* [Exercise goal] Repeat each line exactly as it is written.

* [Input records]

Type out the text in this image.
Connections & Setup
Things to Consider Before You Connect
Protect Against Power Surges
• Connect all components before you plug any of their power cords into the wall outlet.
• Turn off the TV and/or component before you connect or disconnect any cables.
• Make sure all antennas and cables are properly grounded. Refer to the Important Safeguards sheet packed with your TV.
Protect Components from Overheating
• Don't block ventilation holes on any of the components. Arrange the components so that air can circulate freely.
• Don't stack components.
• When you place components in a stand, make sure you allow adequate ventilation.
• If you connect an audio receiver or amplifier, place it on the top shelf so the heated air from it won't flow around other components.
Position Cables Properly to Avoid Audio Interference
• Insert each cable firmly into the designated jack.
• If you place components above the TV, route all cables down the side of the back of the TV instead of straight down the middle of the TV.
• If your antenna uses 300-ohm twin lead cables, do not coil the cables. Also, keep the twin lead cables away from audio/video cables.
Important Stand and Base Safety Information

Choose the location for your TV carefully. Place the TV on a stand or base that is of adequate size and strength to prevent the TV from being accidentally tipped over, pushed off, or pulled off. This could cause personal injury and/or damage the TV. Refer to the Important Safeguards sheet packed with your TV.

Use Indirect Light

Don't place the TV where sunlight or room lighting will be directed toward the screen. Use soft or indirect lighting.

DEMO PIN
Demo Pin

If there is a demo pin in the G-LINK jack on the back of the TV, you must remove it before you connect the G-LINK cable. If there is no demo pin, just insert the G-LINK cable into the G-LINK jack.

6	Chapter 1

* [Response for this exercise]
Type out the text in this image.
Connections & Setup
Things to Consider Before You Connect
Protect Against Power Surges
• Connect all components before you plug any of their power cords into the wall outlet.
• Turn off the TV and/or component before you connect or disconnect any cables.
• Make sure all antennas and cables are properly grounded. Refer to the Important Safeguards sheet packed with your TV.
Protect Components from Overheating
• Don't block ventilation holes on any of the components. Arrange the components so that air can circulate freely.
• Don't stack components.
• When you place components in a stand, make sure you allow adequate ventilation.
• If you connect an audio receiver or amplifier, place it on the top shelf so the heated air from it won't flow around other components.
Position Cables Properly to Avoid Audio Interference
• Insert each cable firmly into the designated jack.
• If you place components above the TV, route all cables down the side of the back of the TV instead of straight down the middle of the TV.
• If your antenna uses 300-ohm twin lead cables, do not coil the cables. Also, keep the twin lead cables away from audio/video cables.
Important Stand and Base Safety Information

Choose the location for your TV carefully. Place the TV on a stand or base that is of adequate size and strength to prevent the TV from being accidentally tipped over, pushed off, or pulled off. This could cause personal injury and/or damage the TV. Refer to the Important Safeguards sheet packed with your TV.

Use Indirect Light

Don't place the TV where sunlight or room lighting will be directed toward the screen. Use soft or indirect lighting.

DEMO PIN
Demo Pin

If there is a demo pin in the G-LINK jack on the back of the TV, you must remove it before you connect the G-LINK cable. If there is no demo pin, just insert the G-LINK cable into the G-LINK jack.

6	Chapter 1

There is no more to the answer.